### Data supplied

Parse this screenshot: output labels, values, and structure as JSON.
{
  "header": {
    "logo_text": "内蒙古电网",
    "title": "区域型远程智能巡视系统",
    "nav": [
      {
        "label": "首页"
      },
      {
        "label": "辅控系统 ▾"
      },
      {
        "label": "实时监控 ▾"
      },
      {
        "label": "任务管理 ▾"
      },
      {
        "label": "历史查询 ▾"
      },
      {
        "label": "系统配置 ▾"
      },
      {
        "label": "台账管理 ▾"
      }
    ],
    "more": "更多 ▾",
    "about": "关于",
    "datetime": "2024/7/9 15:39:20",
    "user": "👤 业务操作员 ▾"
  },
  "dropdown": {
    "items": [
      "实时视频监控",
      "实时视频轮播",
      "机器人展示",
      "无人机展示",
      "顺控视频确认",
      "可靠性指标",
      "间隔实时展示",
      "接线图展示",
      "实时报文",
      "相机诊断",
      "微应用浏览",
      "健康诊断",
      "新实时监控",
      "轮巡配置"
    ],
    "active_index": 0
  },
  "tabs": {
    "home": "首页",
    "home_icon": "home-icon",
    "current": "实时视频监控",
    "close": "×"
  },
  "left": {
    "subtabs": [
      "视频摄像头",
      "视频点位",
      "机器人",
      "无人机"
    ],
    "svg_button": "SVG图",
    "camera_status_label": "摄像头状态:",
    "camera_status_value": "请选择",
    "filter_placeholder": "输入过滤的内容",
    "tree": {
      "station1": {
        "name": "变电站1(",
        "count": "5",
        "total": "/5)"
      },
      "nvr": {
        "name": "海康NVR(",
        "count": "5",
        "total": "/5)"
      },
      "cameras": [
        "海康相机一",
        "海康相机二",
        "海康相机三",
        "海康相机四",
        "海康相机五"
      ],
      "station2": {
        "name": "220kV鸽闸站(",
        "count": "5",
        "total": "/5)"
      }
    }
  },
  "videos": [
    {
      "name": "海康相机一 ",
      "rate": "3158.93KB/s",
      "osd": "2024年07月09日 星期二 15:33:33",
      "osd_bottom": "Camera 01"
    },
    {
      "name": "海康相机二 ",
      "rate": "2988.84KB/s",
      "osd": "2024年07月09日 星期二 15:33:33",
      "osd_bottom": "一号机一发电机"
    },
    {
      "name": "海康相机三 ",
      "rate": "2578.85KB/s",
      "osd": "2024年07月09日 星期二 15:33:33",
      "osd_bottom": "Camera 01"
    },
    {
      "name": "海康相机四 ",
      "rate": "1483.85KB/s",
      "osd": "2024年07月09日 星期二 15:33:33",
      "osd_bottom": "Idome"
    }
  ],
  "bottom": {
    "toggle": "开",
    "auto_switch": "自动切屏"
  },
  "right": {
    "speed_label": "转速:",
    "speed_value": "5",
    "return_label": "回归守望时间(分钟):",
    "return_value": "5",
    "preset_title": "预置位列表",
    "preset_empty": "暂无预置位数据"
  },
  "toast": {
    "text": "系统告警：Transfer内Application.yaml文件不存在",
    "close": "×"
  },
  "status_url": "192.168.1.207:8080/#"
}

######

§ **Short task**
Using the data above, repeat every line exactly.

§ **Expected answer**
Parse this screenshot: output labels, values, and structure as JSON.
{
  "header": {
    "logo_text": "内蒙古电网",
    "title": "区域型远程智能巡视系统",
    "nav": [
      {
        "label": "首页"
      },
      {
        "label": "辅控系统 ▾"
      },
      {
        "label": "实时监控 ▾"
      },
      {
        "label": "任务管理 ▾"
      },
      {
        "label": "历史查询 ▾"
      },
      {
        "label": "系统配置 ▾"
      },
      {
        "label": "台账管理 ▾"
      }
    ],
    "more": "更多 ▾",
    "about": "关于",
    "datetime": "2024/7/9 15:39:20",
    "user": "👤 业务操作员 ▾"
  },
  "dropdown": {
    "items": [
      "实时视频监控",
      "实时视频轮播",
      "机器人展示",
      "无人机展示",
      "顺控视频确认",
      "可靠性指标",
      "间隔实时展示",
      "接线图展示",
      "实时报文",
      "相机诊断",
      "微应用浏览",
      "健康诊断",
      "新实时监控",
      "轮巡配置"
    ],
    "active_index": 0
  },
  "tabs": {
    "home": "首页",
    "home_icon": "home-icon",
    "current": "实时视频监控",
    "close": "×"
  },
  "left": {
    "subtabs": [
      "视频摄像头",
      "视频点位",
      "机器人",
      "无人机"
    ],
    "svg_button": "SVG图",
    "camera_status_label": "摄像头状态:",
    "camera_status_value": "请选择",
    "filter_placeholder": "输入过滤的内容",
    "tree": {
      "station1": {
        "name": "变电站1(",
        "count": "5",
        "total": "/5)"
      },
      "nvr": {
        "name": "海康NVR(",
        "count": "5",
        "total": "/5)"
      },
      "cameras": [
        "海康相机一",
        "海康相机二",
        "海康相机三",
        "海康相机四",
        "海康相机五"
      ],
      "station2": {
        "name": "220kV鸽闸站(",
        "count": "5",
        "total": "/5)"
      }
    }
  },
  "videos": [
    {
      "name": "海康相机一 ",
      "rate": "3158.93KB/s",
      "osd": "2024年07月09日 星期二 15:33:33",
      "osd_bottom": "Camera 01"
    },
    {
      "name": "海康相机二 ",
      "rate": "2988.84KB/s",
      "osd": "2024年07月09日 星期二 15:33:33",
      "osd_bottom": "一号机一发电机"
    },
    {
      "name": "海康相机三 ",
      "rate": "2578.85KB/s",
      "osd": "2024年07月09日 星期二 15:33:33",
      "osd_bottom": "Camera 01"
    },
    {
      "name": "海康相机四 ",
      "rate": "1483.85KB/s",
      "osd": "2024年07月09日 星期二 15:33:33",
      "osd_bottom": "Idome"
    }
  ],
  "bottom": {
    "toggle": "开",
    "auto_switch": "自动切屏"
  },
  "right": {
    "speed_label": "转速:",
    "speed_value": "5",
    "return_label": "回归守望时间(分钟):",
    "return_value": "5",
    "preset_title": "预置位列表",
    "preset_empty": "暂无预置位数据"
  },
  "toast": {
    "text": "系统告警：Transfer内Application.yaml文件不存在",
    "close": "×"
  },
  "status_url": "192.168.1.207:8080/#"
}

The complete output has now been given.